*Prompt:*
Lines containing the string "Final" are to be counted; report the total by itself.

*Records to process:*

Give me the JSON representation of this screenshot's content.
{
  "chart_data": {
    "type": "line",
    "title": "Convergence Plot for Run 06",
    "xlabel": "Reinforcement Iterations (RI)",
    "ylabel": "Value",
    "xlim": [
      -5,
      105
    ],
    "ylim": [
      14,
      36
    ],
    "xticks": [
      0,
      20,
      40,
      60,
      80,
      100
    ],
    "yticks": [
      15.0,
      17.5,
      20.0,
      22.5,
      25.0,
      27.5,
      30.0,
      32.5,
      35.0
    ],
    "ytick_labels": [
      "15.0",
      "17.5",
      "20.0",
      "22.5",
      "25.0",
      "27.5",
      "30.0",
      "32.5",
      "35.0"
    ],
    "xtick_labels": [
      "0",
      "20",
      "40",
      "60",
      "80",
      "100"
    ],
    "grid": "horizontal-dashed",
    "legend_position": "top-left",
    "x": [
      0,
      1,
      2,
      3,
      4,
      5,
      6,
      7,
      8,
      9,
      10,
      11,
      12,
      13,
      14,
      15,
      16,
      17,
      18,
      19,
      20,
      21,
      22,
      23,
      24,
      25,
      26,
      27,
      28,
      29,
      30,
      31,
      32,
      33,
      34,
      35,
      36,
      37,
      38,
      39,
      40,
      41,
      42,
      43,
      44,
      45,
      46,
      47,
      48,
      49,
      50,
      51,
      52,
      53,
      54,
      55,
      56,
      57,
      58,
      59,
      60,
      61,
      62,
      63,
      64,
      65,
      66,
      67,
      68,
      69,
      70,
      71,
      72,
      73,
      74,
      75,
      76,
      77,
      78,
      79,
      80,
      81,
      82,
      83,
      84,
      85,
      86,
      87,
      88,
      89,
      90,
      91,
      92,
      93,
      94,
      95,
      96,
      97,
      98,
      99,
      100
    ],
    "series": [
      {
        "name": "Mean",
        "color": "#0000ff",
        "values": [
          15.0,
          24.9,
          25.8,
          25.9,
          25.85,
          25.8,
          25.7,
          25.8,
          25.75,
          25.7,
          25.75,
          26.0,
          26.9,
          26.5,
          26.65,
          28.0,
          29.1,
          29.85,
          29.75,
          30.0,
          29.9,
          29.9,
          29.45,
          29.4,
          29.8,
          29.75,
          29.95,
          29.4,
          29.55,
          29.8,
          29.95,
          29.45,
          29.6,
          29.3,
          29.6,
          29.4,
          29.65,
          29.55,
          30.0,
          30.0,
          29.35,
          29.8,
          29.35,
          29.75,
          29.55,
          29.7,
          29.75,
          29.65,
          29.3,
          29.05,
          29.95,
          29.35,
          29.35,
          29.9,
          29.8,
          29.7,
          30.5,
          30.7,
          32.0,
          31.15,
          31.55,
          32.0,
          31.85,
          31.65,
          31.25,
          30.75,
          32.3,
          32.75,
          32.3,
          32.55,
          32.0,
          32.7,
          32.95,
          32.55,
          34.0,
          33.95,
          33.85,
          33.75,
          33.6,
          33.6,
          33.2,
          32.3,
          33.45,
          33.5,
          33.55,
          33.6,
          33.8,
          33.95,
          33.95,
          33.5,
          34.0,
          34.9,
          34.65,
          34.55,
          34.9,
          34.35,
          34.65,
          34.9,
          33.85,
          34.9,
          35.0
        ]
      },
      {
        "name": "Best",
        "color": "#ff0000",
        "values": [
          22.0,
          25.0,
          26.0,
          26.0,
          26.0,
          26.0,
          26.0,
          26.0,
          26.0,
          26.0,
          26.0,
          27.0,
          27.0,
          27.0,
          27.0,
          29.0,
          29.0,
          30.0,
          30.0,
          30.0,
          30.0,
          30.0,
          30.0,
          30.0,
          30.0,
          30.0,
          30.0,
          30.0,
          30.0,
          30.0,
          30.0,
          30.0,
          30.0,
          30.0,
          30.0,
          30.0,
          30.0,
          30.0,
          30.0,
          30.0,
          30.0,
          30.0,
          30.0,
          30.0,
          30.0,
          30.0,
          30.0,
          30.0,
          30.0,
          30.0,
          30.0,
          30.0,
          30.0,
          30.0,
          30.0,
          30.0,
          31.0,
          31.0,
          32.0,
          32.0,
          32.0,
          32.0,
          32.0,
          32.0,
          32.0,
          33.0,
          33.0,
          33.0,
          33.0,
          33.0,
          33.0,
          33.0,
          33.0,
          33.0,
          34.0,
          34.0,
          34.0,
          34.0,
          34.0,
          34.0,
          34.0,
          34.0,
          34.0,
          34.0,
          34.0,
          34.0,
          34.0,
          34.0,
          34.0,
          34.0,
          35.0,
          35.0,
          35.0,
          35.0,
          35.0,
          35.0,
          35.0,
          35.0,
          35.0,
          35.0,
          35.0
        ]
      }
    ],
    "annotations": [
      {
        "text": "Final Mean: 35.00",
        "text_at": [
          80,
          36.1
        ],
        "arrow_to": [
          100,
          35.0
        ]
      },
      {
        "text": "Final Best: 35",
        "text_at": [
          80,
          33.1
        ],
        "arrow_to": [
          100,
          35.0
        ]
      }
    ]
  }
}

*Expected answer:*
2